Goal of the exercise: Find how many lines in the material hold the word "terms", then state that number and nothing more.

Data provided:
━━━━━━
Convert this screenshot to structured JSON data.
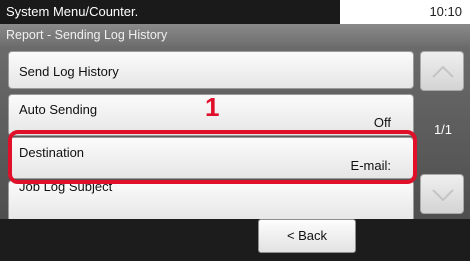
{
  "header": {
    "title": "System Menu/Counter.",
    "time": "10:10",
    "subtitle": "Report - Sending Log History"
  },
  "list": {
    "items": [
      {
        "label": "Send Log History",
        "value": ""
      },
      {
        "label": "Auto Sending",
        "value": "Off"
      },
      {
        "label": "Destination",
        "value": "E-mail:"
      },
      {
        "label": "Job Log Subject",
        "value": ""
      }
    ]
  },
  "pager": {
    "page": "1/1"
  },
  "annotation": {
    "step": "1"
  },
  "footer": {
    "back_label": "< Back"
  },
  "colors": {
    "highlight": "#e0102a",
    "title_bar": "#1a1a1a",
    "subtitle_bar": "#7c7c7c",
    "panel": "#5a5a5a"
  }
}
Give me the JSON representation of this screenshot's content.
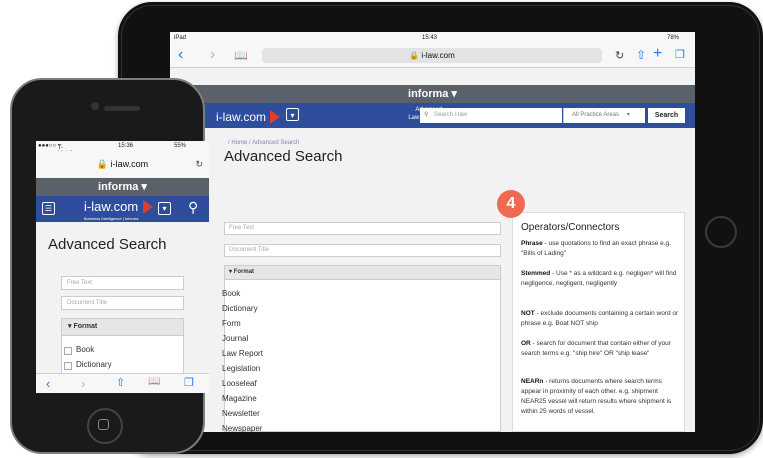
{
  "ipad": {
    "status": {
      "device": "iPad",
      "time": "15:43",
      "battery": "78%"
    },
    "url": "i-law.com",
    "brand_bar": "informa",
    "logo": "i-law.com",
    "advanced_link": [
      "Advanced",
      "Law Reports"
    ],
    "search_placeholder": "Search i-law",
    "practice_area": "All Practice Areas",
    "search_button": "Search",
    "breadcrumb": "/ Home / Advanced Search",
    "page_title": "Advanced Search",
    "fields": {
      "free_text": "Free Text",
      "document_title": "Document Title"
    },
    "format_header": "Format",
    "format_items": [
      "Book",
      "Dictionary",
      "Form",
      "Journal",
      "Law Report",
      "Legislation",
      "Looseleaf",
      "Magazine",
      "Newsletter",
      "Newspaper"
    ],
    "badge": "4",
    "operators": {
      "title": "Operators/Connectors",
      "items": [
        {
          "term": "Phrase",
          "text": " - use quotations to find an exact phrase e.g. \"Bills of Lading\""
        },
        {
          "term": "Stemmed",
          "text": " - Use * as a wildcard e.g. negligen* will find negligence, negligent, negligently"
        },
        {
          "term": "NOT",
          "text": " - exclude documents containing a certain word or phrase e.g. Boat NOT ship"
        },
        {
          "term": "OR",
          "text": " - search for document that contain either of your search terms e.g. \"ship hire\" OR \"ship lease\""
        },
        {
          "term": "NEARn",
          "text": " - returns documents where search terms appear in proximity of each other. e.g. shipment NEAR25 vessel will return results where shipment is within 25 words of vessel."
        }
      ]
    }
  },
  "iphone": {
    "status": {
      "carrier": "T-Mobile",
      "time": "15:36",
      "battery": "55%"
    },
    "url": "i-law.com",
    "brand_bar": "informa",
    "logo": "i-law.com",
    "logo_tagline": "Business Intelligence | Informa",
    "page_title": "Advanced Search",
    "fields": {
      "free_text": "Free Text",
      "document_title": "Document Title"
    },
    "format_header": "Format",
    "format_items": [
      "Book",
      "Dictionary"
    ]
  },
  "colors": {
    "nav_blue": "#2e4d9c",
    "informa_gray": "#5a6169",
    "badge": "#ef6a50",
    "ios_blue": "#1a7cf5"
  }
}
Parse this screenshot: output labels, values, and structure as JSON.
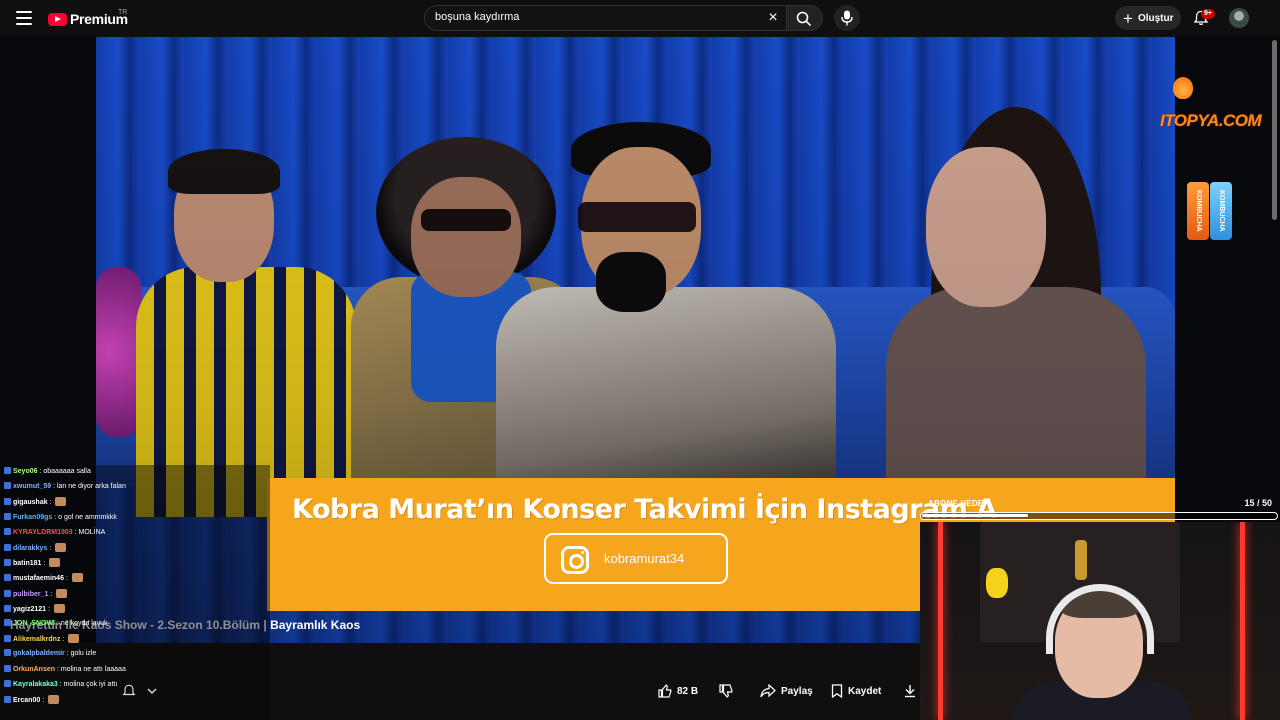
{
  "header": {
    "logo_text": "Premium",
    "country_code": "TR",
    "search_value": "boşuna kaydırma",
    "create_label": "Oluştur",
    "notification_count": "9+"
  },
  "video": {
    "title": "Hayrettin ile Kaos Show - 2.Sezon 10.Bölüm | Bayramlık Kaos",
    "promo_text": "Kobra Murat’ın Konser Takvimi İçin Instagram A",
    "instagram_handle": "kobramurat34",
    "brand_text": "ITOPYA.COM",
    "can_left": "KOMBUCHA",
    "can_right": "KOMBUCHA"
  },
  "actions": {
    "like_count": "82 B",
    "share_label": "Paylaş",
    "save_label": "Kaydet"
  },
  "chat": {
    "messages": [
      {
        "user": "Seyo06",
        "text": "obaaaaaa salla",
        "color": "#a5ff7a"
      },
      {
        "user": "xwumut_59",
        "text": "lan ne diyor arka falan",
        "color": "#7fb2ff"
      },
      {
        "user": "gigaushak",
        "text": "",
        "color": "#ffffff"
      },
      {
        "user": "Furkan09gs",
        "text": "o gol ne ammmkkk",
        "color": "#4fb4ff"
      },
      {
        "user": "KYRAYLDRM1903",
        "text": "MOLİNA",
        "color": "#ff4a4a"
      },
      {
        "user": "dilarakkys",
        "text": "",
        "color": "#7fb2ff"
      },
      {
        "user": "batin181",
        "text": "",
        "color": "#ffffff"
      },
      {
        "user": "mustafaemin46",
        "text": "",
        "color": "#ffffff"
      },
      {
        "user": "pulbiber_1",
        "text": "",
        "color": "#c59cff"
      },
      {
        "user": "yagiz2121",
        "text": "",
        "color": "#ffffff"
      },
      {
        "user": "JON_SNOWI",
        "text": "ne koydu lavuk",
        "color": "#7dff7d"
      },
      {
        "user": "Alikemalkrdnz",
        "text": "",
        "color": "#ffd54a"
      },
      {
        "user": "gokalpbaldemir",
        "text": "golu izle",
        "color": "#7fb2ff"
      },
      {
        "user": "OrkunAnsen",
        "text": "molina ne attı laaaaa",
        "color": "#ffae5a"
      },
      {
        "user": "Kayralakaka3",
        "text": "molina çok iyi attı",
        "color": "#7fffd9"
      },
      {
        "user": "Ercan00",
        "text": "",
        "color": "#ffffff"
      }
    ]
  },
  "sub_goal": {
    "label": "ABONE HEDEFİ",
    "current": 15,
    "target": 50,
    "count_text": "15 / 50"
  },
  "icons": [
    "menu-icon",
    "youtube-logo-icon",
    "close-icon",
    "search-icon",
    "mic-icon",
    "plus-icon",
    "bell-icon",
    "avatar",
    "thumbs-up-icon",
    "thumbs-down-icon",
    "share-icon",
    "save-icon",
    "download-icon",
    "instagram-icon",
    "chevron-down-icon"
  ]
}
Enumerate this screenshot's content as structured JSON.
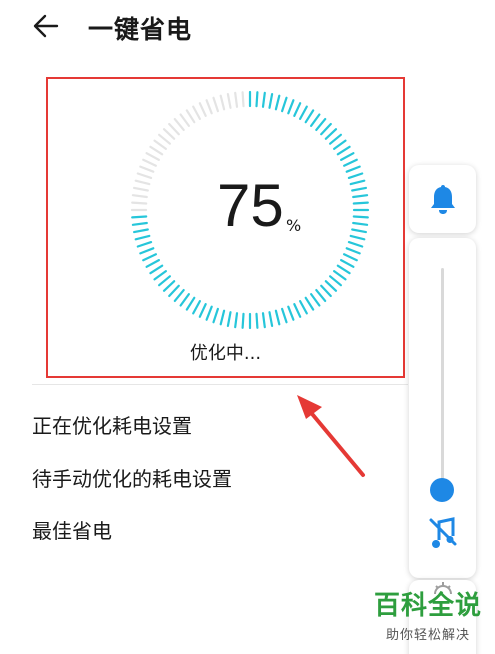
{
  "header": {
    "title": "一键省电",
    "back_icon": "arrow-left-icon"
  },
  "progress": {
    "value": 75,
    "unit": "%",
    "status": "优化中...",
    "accent": "#26c6da"
  },
  "options": [
    {
      "label": "正在优化耗电设置"
    },
    {
      "label": "待手动优化的耗电设置"
    },
    {
      "label": "最佳省电"
    }
  ],
  "volume_panel": {
    "bell_icon": "bell-icon",
    "slider_level": 0.0,
    "mute_icon": "music-off-icon",
    "accent": "#1e88e5"
  },
  "watermark": {
    "title": "百科全说",
    "subtitle": "助你轻松解决"
  },
  "annotation": {
    "highlight_color": "#e53935"
  }
}
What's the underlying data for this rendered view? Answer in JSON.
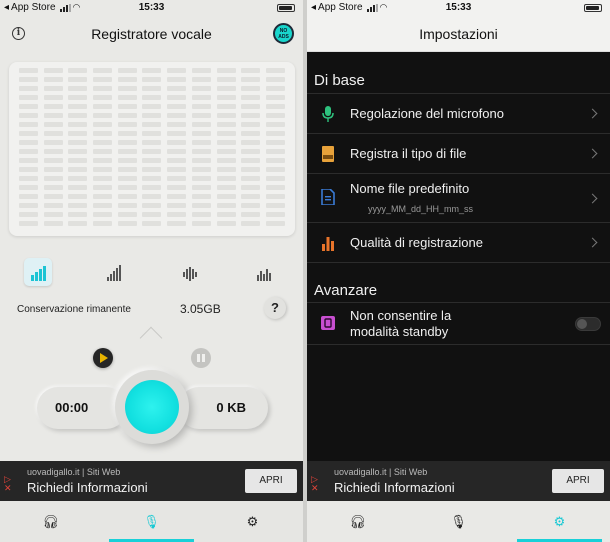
{
  "status_bar": {
    "carrier": "App Store",
    "time": "15:33"
  },
  "recorder": {
    "title": "Registratore vocale",
    "no_ads_badge": "NO ADS",
    "storage_label": "Conservazione rimanente",
    "storage_value": "3.05GB",
    "help": "?",
    "elapsed_time": "00:00",
    "file_size": "0 KB",
    "modes": [
      "level-bars-icon",
      "signal-bars-icon",
      "waveform-icon",
      "spectrum-icon"
    ],
    "accent_color": "#19d6cc"
  },
  "settings": {
    "title": "Impostazioni",
    "section_basic": "Di base",
    "items": [
      {
        "label": "Regolazione del microfono",
        "icon": "microphone-icon",
        "color": "#2ec27e"
      },
      {
        "label": "Registra il tipo di file",
        "icon": "file-type-icon",
        "color": "#e8a23a"
      },
      {
        "label": "Nome file predefinito",
        "sublabel": "yyyy_MM_dd_HH_mm_ss",
        "icon": "document-icon",
        "color": "#3a7bd5"
      },
      {
        "label": "Qualità di registrazione",
        "icon": "bar-chart-icon",
        "color": "#e8742a"
      }
    ],
    "section_advanced": "Avanzare",
    "standby_label_line1": "Non consentire la",
    "standby_label_line2": "modalità standby",
    "standby_enabled": false
  },
  "ad": {
    "site": "uovadigallo.it | Siti Web",
    "headline": "Richiedi Informazioni",
    "button": "APRI"
  }
}
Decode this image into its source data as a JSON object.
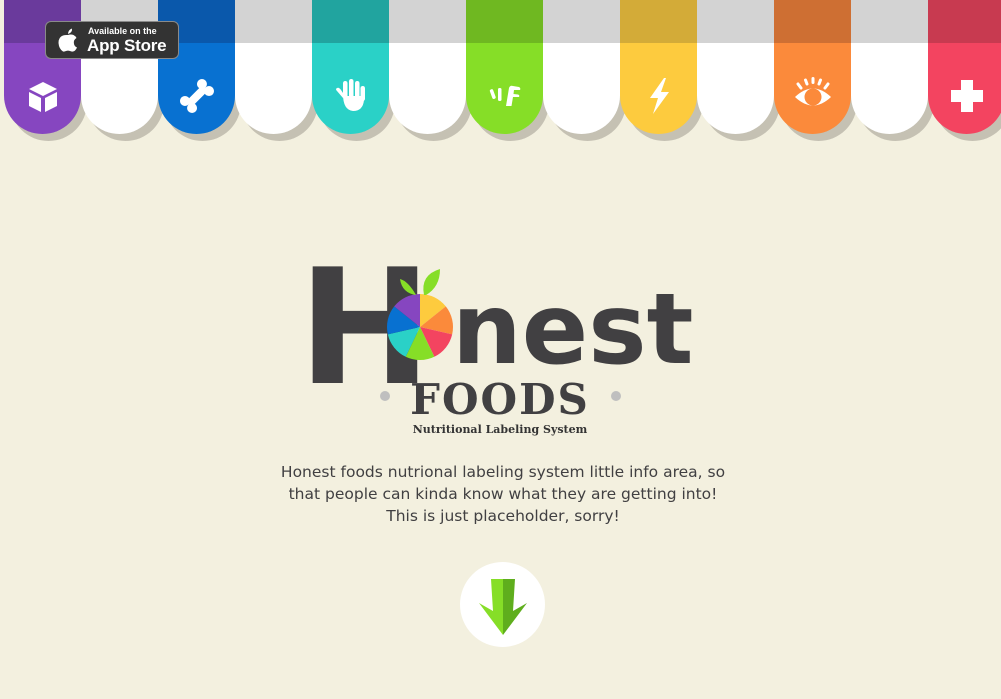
{
  "colors": {
    "background": "#f3f0df",
    "text": "#414042",
    "shadow": "#c5c1b3",
    "white_strip": "#ffffff",
    "white_strip_band": "#d3d3d3"
  },
  "awning": {
    "categories": [
      {
        "name": "packaging",
        "icon": "box-icon",
        "color": "#8646c0",
        "band": "#6a3a9c"
      },
      {
        "name": "bone",
        "icon": "bone-icon",
        "color": "#0871d1",
        "band": "#0a58ab"
      },
      {
        "name": "hand",
        "icon": "hand-icon",
        "color": "#2ad1c7",
        "band": "#21a49f"
      },
      {
        "name": "gluten",
        "icon": "grain-icon",
        "color": "#86de27",
        "band": "#6fb821"
      },
      {
        "name": "energy",
        "icon": "lightning-icon",
        "color": "#fdcb3e",
        "band": "#d3ab38"
      },
      {
        "name": "vision",
        "icon": "eye-icon",
        "color": "#fb8a3b",
        "band": "#ce6f33"
      },
      {
        "name": "health",
        "icon": "cross-icon",
        "color": "#f34460",
        "band": "#c83a50"
      }
    ]
  },
  "app_store": {
    "small_text": "Available on the",
    "big_text": "App Store",
    "icon": "apple-icon"
  },
  "logo": {
    "title_left": "H",
    "title_right": "nest",
    "foods": "FOODS",
    "subtitle": "Nutritional Labeling System",
    "wheel_colors": [
      "#fdcb3e",
      "#fb8a3b",
      "#f34460",
      "#86de27",
      "#2ad1c7",
      "#0871d1",
      "#8646c0"
    ],
    "leaf_color": "#86de27"
  },
  "description": {
    "line1": "Honest foods nutrional labeling system little info area, so",
    "line2": "that people can kinda know what they are getting into!",
    "line3": "This is just placeholder, sorry!"
  },
  "scroll_button": {
    "icon": "arrow-down-icon",
    "color_light": "#86de27",
    "color_dark": "#5fae1d"
  }
}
━━━━━━
Answer to the problem: 2